━━━━━ Entries supplied ━━━━━

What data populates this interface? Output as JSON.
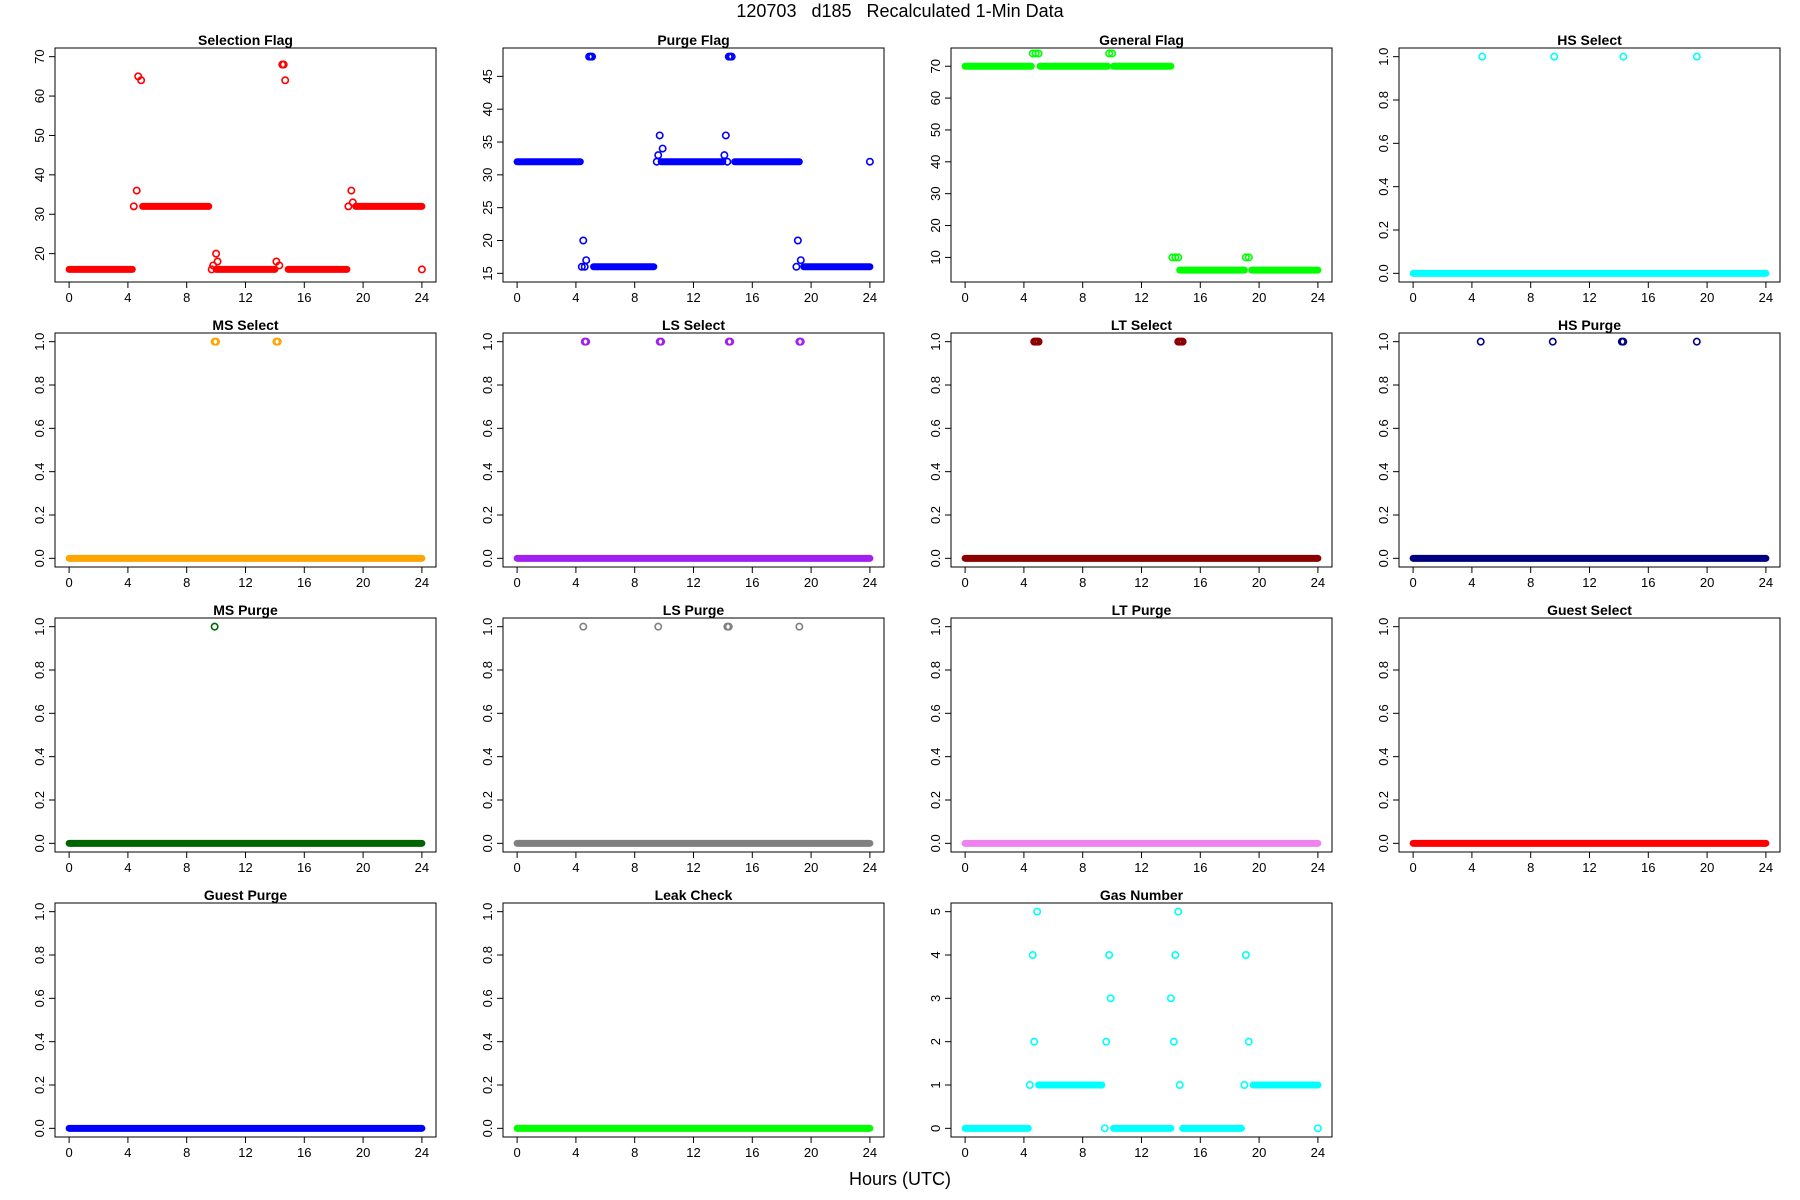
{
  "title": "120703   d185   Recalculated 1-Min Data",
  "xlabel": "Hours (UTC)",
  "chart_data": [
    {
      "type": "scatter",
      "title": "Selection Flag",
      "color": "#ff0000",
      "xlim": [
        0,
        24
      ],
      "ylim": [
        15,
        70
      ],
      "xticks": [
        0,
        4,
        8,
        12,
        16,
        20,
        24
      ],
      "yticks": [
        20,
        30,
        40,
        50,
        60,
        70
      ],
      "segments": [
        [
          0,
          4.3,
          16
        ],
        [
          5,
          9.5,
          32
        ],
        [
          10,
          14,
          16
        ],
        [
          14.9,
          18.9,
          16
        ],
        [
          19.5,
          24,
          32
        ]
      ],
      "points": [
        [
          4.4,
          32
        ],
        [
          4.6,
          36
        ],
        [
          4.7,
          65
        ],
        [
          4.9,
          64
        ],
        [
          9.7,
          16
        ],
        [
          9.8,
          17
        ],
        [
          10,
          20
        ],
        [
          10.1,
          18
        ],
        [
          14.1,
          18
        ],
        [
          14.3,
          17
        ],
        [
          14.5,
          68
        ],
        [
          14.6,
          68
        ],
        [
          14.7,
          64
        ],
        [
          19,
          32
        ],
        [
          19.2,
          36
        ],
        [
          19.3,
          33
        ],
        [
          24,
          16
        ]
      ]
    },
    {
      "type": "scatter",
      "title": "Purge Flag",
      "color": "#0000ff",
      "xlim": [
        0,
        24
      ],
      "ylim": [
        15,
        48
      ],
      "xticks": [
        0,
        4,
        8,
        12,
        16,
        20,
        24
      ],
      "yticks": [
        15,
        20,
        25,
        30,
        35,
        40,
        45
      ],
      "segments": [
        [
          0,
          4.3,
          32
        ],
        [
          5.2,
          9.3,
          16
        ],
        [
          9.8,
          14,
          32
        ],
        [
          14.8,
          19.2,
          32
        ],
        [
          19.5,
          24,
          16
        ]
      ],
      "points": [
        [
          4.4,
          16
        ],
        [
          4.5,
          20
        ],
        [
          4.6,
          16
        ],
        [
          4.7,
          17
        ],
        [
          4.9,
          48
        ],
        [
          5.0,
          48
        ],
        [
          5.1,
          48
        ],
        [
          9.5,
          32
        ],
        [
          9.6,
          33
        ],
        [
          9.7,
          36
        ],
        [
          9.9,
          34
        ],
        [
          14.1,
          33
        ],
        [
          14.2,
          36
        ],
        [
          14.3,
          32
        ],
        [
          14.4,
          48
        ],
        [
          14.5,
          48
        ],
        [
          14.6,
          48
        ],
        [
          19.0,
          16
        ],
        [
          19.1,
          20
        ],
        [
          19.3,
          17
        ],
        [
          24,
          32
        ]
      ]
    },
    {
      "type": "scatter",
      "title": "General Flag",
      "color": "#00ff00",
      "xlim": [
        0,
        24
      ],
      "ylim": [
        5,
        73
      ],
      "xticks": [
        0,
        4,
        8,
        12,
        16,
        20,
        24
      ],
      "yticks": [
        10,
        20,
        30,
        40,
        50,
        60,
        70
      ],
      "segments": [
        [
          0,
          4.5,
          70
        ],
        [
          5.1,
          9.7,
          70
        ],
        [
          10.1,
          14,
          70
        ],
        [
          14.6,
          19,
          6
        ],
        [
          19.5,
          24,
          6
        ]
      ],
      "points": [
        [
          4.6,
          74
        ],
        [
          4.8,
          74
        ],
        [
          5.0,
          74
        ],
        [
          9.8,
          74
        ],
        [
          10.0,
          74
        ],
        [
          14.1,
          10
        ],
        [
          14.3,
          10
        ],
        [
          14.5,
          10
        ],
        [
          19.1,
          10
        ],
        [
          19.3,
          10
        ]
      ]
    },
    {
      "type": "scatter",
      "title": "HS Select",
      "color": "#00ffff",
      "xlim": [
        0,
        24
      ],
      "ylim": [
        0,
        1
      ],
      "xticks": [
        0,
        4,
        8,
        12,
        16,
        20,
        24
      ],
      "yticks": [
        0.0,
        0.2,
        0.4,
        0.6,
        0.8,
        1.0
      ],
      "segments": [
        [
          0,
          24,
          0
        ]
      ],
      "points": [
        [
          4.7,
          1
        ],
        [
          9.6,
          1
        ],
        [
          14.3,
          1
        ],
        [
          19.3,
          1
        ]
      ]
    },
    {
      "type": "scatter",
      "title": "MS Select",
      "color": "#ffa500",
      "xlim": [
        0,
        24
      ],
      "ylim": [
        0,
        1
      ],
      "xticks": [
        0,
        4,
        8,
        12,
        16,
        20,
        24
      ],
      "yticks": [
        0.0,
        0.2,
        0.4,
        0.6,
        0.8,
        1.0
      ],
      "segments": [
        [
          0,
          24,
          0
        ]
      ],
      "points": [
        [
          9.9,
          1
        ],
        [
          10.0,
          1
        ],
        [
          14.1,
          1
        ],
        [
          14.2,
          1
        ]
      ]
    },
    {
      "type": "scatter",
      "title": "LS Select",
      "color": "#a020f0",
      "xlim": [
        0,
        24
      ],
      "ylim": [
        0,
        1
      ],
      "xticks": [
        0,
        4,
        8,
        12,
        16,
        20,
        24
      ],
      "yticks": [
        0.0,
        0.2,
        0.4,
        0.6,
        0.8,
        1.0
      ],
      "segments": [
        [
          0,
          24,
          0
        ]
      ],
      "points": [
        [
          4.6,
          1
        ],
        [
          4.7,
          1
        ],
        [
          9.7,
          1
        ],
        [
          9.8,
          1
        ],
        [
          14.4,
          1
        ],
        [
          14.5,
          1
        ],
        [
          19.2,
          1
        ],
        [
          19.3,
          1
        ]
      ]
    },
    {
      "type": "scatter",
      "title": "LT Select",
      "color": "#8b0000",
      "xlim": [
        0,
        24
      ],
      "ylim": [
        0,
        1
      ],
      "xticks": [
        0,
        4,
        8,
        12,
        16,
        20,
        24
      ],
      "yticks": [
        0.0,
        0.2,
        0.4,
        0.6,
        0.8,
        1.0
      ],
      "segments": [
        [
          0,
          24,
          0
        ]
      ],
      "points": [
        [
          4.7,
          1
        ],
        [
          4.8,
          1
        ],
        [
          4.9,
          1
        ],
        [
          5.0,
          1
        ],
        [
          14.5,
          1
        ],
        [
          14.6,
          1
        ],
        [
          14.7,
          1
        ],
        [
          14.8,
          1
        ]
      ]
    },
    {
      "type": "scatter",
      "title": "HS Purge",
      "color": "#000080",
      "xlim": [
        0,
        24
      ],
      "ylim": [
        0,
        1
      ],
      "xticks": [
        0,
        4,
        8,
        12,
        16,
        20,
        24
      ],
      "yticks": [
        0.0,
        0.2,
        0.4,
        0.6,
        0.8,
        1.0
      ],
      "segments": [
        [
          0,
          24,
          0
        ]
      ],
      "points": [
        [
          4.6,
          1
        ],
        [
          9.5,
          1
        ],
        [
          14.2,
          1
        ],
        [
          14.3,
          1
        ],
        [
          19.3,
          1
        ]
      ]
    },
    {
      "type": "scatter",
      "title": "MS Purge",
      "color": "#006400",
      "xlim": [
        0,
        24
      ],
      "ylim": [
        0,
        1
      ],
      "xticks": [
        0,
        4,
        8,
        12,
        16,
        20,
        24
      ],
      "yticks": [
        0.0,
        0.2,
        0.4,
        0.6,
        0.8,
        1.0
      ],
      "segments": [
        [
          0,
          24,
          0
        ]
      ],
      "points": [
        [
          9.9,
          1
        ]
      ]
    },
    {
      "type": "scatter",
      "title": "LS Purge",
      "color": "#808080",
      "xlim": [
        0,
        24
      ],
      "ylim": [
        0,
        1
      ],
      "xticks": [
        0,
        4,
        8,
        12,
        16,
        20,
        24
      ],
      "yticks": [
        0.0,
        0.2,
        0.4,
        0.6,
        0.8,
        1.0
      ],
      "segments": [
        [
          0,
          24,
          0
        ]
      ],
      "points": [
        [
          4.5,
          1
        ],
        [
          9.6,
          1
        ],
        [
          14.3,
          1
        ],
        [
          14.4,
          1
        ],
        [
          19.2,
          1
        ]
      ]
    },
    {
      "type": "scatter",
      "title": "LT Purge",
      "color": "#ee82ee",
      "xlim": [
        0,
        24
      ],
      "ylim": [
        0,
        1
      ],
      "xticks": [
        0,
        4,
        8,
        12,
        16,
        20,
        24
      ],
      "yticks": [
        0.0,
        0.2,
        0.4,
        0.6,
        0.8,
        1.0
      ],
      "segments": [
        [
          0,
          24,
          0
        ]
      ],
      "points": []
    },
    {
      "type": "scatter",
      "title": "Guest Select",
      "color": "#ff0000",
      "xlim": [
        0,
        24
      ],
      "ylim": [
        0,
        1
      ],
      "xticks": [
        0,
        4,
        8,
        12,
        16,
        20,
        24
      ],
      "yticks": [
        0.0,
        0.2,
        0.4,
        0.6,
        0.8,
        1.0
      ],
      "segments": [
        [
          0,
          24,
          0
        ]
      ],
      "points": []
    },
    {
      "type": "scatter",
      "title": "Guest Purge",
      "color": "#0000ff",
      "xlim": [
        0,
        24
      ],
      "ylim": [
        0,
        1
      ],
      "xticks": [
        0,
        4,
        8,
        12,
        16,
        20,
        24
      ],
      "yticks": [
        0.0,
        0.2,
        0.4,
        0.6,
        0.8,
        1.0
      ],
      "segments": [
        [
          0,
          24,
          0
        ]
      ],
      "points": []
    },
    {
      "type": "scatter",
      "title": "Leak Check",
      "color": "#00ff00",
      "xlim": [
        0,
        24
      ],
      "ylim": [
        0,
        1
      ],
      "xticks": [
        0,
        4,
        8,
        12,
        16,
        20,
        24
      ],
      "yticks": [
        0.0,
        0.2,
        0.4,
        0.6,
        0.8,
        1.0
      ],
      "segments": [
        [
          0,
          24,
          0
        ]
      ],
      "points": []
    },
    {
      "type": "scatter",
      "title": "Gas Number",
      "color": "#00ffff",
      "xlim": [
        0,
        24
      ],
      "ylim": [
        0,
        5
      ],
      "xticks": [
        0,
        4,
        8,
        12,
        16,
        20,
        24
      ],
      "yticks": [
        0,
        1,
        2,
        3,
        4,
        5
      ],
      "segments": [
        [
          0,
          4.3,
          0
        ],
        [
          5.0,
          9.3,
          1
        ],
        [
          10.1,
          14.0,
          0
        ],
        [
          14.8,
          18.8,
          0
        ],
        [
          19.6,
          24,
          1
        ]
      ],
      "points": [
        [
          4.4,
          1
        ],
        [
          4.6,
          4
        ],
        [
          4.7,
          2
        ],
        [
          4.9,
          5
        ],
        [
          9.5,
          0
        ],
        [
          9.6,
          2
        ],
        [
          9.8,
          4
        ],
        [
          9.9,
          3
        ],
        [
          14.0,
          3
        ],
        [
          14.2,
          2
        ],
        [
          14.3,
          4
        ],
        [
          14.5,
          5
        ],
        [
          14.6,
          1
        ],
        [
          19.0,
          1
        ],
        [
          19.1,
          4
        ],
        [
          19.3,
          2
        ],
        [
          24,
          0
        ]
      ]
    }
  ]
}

━━━━━

In the records above, find the lines containing "Guest" and copy them.

# [Output for this exercise]
      "title": "Guest Select",
      "title": "Guest Purge",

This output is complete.